Recently, Delaissé and his colleagues looked for a link between senescent chondrocytes and cartilage damage. Cells in this sleep-like state have been linked to a chromosomal change in which telomeres (pronounced TEAL-oh-meres), which form caps at the ends of chromosomes, like the hard tips on shoelaces, become shortened. Telomere shortening occurs as cells divide over and over again, or as cells are submitted to stress.

Researchers have already shown that very short telomeres can push cells into senescence. Delaissé wanted to find out whether chondrocytes with short telomeres were linked to cartilage damage. His team used a new assay (laboratory test) that can detect shortening of individual telomeres – previous assays could only detect average telomeres length – but a few recent studies have shown that only a few shortened temeres (and perhaps even one shortened telomere) can push cells into senescence.  With that in mind, Delaissé’s team used cartilage tissue left over from knee replacement surgery and studied cartilage in four different places, from the worst cartilage lesion to farthest away.

The results, published in January 2012 in Arthritis Research & Therapy, showed that telomeres closest to the most damaged cartilage tissue were shortest in length, perhaps indicating that stress from damaged tissue prevents cartilage repair.  

“We hope to extend this research to more patients and to other joints,” says Delaisse. “Targeting telomere shortening may help us produce a therapy that prevents articular cartilage [the cartilage in joints] from breaking down.”

Another way to study genetic changes that may lead to OA is to screen a large number of people to uncover any genes – even those not previously suspected – that might harbor such changes. A team of researchers in the United Kingdom published a study in the American Journal of Human Genetics in September 2011, using a systemic method to screen a large group of people with hip or knee OA. They compared 3,177 people who needed total joint replacement to 4,894 people who probably did not have osteoarthritis. The search uncovered a variation in a gene called MCF2L, which directs nerve growth.
 

“For every copy of the risk allele carried, individuals are 17 percent more likely to develop OA compared to those who do not carry the risk allele,” lead author Eleftheria Zeggini PhD, of the Wellcome Trust Sanger Institute in the UK, says.

=====

» **TASK LIST**
1. Answer these about the osteoarthritis research text:
(a) Where did the cartilage tissue studied by Delaissé's team come from?
(b) In which journal and in what month and year were the telomere results published?
(c) What does the gene MCF2L direct?
2. Carry the osteoarthritis research text forward from its final sentence.
The listing has no role in this work.

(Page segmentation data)
=====

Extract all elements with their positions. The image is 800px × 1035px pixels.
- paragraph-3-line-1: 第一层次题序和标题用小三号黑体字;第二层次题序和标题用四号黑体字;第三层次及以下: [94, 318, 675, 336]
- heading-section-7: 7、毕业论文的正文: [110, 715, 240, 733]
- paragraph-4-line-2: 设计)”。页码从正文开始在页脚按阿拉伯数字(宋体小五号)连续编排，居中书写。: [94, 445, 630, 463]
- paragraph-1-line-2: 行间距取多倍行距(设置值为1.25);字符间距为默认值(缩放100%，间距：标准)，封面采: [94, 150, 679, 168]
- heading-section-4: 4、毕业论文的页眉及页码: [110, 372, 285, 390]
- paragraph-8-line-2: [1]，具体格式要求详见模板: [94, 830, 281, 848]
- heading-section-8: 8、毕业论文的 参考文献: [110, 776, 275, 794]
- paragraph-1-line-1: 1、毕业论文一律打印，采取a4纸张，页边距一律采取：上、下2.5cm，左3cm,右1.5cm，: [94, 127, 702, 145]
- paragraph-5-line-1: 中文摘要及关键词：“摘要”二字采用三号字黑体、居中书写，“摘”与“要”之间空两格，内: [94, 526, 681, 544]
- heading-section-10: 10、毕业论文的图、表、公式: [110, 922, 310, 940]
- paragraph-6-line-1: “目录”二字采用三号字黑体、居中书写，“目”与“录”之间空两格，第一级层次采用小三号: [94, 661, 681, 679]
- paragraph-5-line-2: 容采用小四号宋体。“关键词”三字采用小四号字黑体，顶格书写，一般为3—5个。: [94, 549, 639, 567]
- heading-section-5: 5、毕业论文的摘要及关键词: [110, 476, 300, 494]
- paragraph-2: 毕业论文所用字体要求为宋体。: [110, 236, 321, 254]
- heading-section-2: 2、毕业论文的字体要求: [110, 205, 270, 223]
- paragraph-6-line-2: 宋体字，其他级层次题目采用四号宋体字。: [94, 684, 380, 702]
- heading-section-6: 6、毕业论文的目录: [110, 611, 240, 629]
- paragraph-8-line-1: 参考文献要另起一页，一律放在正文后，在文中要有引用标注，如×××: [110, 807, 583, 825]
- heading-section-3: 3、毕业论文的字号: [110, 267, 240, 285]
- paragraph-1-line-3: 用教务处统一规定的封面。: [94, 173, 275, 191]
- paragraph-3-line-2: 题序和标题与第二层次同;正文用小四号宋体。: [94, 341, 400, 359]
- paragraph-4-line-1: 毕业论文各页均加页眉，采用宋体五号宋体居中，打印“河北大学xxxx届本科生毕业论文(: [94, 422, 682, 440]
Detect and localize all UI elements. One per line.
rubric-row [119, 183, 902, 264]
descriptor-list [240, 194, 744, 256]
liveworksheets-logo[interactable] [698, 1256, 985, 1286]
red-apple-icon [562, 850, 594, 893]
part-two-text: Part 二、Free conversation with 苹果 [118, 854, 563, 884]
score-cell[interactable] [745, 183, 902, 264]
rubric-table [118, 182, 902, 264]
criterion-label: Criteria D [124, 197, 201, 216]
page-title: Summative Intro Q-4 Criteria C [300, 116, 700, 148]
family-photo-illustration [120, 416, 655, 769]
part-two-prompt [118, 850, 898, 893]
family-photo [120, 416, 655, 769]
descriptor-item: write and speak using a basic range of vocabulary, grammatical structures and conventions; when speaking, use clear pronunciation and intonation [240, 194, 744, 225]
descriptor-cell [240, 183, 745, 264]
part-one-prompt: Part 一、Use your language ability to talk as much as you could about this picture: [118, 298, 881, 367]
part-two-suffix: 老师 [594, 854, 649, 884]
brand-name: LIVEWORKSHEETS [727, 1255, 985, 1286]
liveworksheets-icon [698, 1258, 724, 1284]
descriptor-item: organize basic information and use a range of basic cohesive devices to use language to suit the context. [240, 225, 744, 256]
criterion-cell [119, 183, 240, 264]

=====

» **RESULTS FOR EACH TASK**
1.
(a) It was tissue left over from knee replacement surgery.
(b) Arthritis Research & Therapy, January 2012.
(c) Nerve growth.

2.
Before any genetic test could be developed to detect individual risk, researchers need to figure out how MCF2L works to increase OA risk. In their next series of studies, Zeggini and her team will conduct these functional studies as well as continue to investigate the genetic causes of OA and related traits.

“This particular study was very elegantly performed to a very high standard, which gave them the ability to find links on a finer level that would have been in prior days not able to be seen,” says Dr. Jordan.

The fact that some participants in the study’s control group may have had very early OA reinforces the importance of the result, Dr. Jordan adds, because if so, it should be harder for researchers to find a genetic signal for OA and the signal was indeed present. One limitation of the study is the fact that the subjects all came from European populations; the results may or may not hold for people elsewhere.

The MCF2L gene is the third in which researchers have found an allele that raises the risk of arthritis.

Because MCF2L directs nerve growth factor, it may be related to pain and OA, says Dr. Jordan. A clinical trial that tested a drug that targeted nerve growth factor helped with pain, but some people quickly progressed to OA and the trial was stopped early.

 “If there’s a certain genotype that we can bring to the clinic one day that would identify these individuals, then we can help with prevention and early intervention, once we have that information,” says Dr. Jordan. “The day will come.”